GIVEN PROBLEM:
Will you output all of the data below exactly, omitting the images?

(Extracted records)
------

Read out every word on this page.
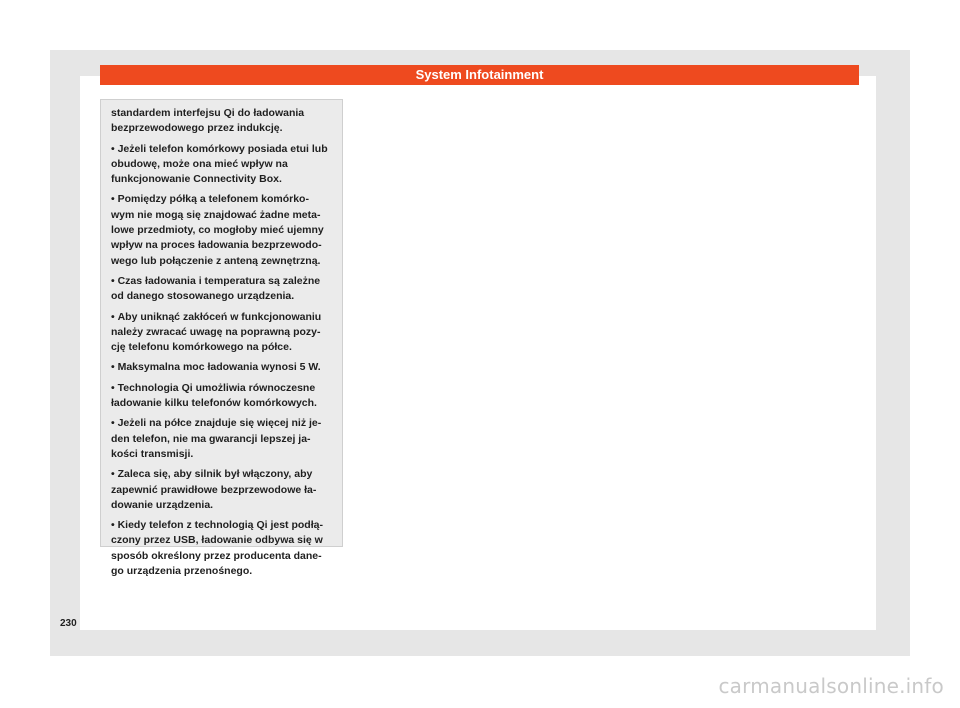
System Infotainment

standardem interfejsu Qi do ładowania bezprzewodowego przez indukcję.

• Jeżeli telefon komórkowy posiada etui lub obudowę, może ona mieć wpływ na funkcjonowanie Connectivity Box.

• Pomiędzy półką a telefonem komórko-wym nie mogą się znajdować żadne meta-lowe przedmioty, co mogłoby mieć ujemny wpływ na proces ładowania bezprzewodo-wego lub połączenie z anteną zewnętrzną.

• Czas ładowania i temperatura są zależne od danego stosowanego urządzenia.

• Aby uniknąć zakłóceń w funkcjonowaniu należy zwracać uwagę na poprawną pozy-cję telefonu komórkowego na półce.

• Maksymalna moc ładowania wynosi 5 W.

• Technologia Qi umożliwia równoczesne ładowanie kilku telefonów komórkowych.

• Jeżeli na półce znajduje się więcej niż je-den telefon, nie ma gwarancji lepszej ja-kości transmisji.

• Zaleca się, aby silnik był włączony, aby zapewnić prawidłowe bezprzewodowe ła-dowanie urządzenia.

• Kiedy telefon z technologią Qi jest podłą-czony przez USB, ładowanie odbywa się w sposób określony przez producenta dane-go urządzenia przenośnego.

230
carmanualsonline.info
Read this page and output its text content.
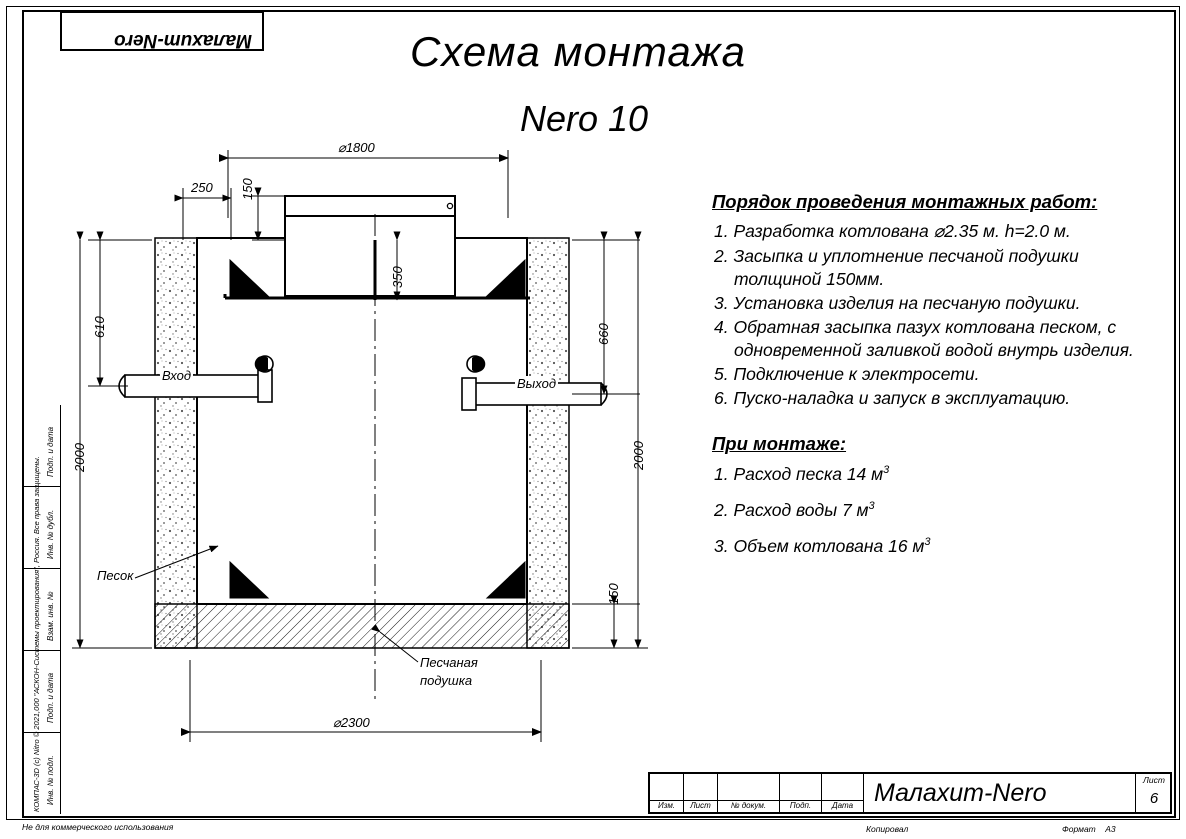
Инв. № подл.
Подп. и дата
Взам. инв. №
Инв. № дубл.
Подп. и дата
КОМПАС-3D (c) Nitro © 2021,000 "АСКОН-Системы проектирования", Россия. Все права защищены.
Малахит-Nero	Схема монтажа
Nero 10
⌀1800
250 150
350
610
2000
660
2000
150
⌀2300
Вход
Выход
Песок
Песчаная
подушка
Порядок проведения монтажных работ:
1. Разработка котлована ⌀2.35 м. h=2.0 м.
2. Засыпка и уплотнение песчаной подушки толщиной 150мм.
3. Установка изделия на песчаную подушки.
4. Обратная засыпка пазух котлована песком, с одновременной заливкой водой внутрь изделия.
5. Подключение к электросети.
6. Пуско-наладка и запуск в эксплуатацию.
При монтаже:
1. Расход песка 14 $м^3$
2. Расход воды 7 $м^3$
3. Объем котлована 16 $м^3$
Изм.	Лист	№ докум.	Подп.	Дата
Лист
6
Малахит-Nero
Не для коммерческого использования	Копировал	Формат А3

------

FULL ANSWER:
Read out every word on this page.
System Infotainment

standardem interfejsu Qi do ładowania bezprzewodowego przez indukcję.

• Jeżeli telefon komórkowy posiada etui lub obudowę, może ona mieć wpływ na funkcjonowanie Connectivity Box.

• Pomiędzy półką a telefonem komórko-wym nie mogą się znajdować żadne meta-lowe przedmioty, co mogłoby mieć ujemny wpływ na proces ładowania bezprzewodo-wego lub połączenie z anteną zewnętrzną.

• Czas ładowania i temperatura są zależne od danego stosowanego urządzenia.

• Aby uniknąć zakłóceń w funkcjonowaniu należy zwracać uwagę na poprawną pozy-cję telefonu komórkowego na półce.

• Maksymalna moc ładowania wynosi 5 W.

• Technologia Qi umożliwia równoczesne ładowanie kilku telefonów komórkowych.

• Jeżeli na półce znajduje się więcej niż je-den telefon, nie ma gwarancji lepszej ja-kości transmisji.

• Zaleca się, aby silnik był włączony, aby zapewnić prawidłowe bezprzewodowe ła-dowanie urządzenia.

• Kiedy telefon z technologią Qi jest podłą-czony przez USB, ładowanie odbywa się w sposób określony przez producenta dane-go urządzenia przenośnego.

230
carmanualsonline.info
Read this page and output its text content.
Инв. № подл.
Подп. и дата
Взам. инв. №
Инв. № дубл.
Подп. и дата
КОМПАС-3D (c) Nitro © 2021,000 "АСКОН-Системы проектирования", Россия. Все права защищены.
Малахит-Nero	Схема монтажа
Nero 10
⌀1800
250 150
350
610
2000
660
2000
150
⌀2300
Вход
Выход
Песок
Песчаная
подушка
Порядок проведения монтажных работ:
1. Разработка котлована ⌀2.35 м. h=2.0 м.
2. Засыпка и уплотнение песчаной подушки толщиной 150мм.
3. Установка изделия на песчаную подушки.
4. Обратная засыпка пазух котлована песком, с одновременной заливкой водой внутрь изделия.
5. Подключение к электросети.
6. Пуско-наладка и запуск в эксплуатацию.
При монтаже:
1. Расход песка 14 $м^3$
2. Расход воды 7 $м^3$
3. Объем котлована 16 $м^3$
Изм.	Лист	№ докум.	Подп.	Дата
Лист
6
Малахит-Nero
Не для коммерческого использования	Копировал	Формат А3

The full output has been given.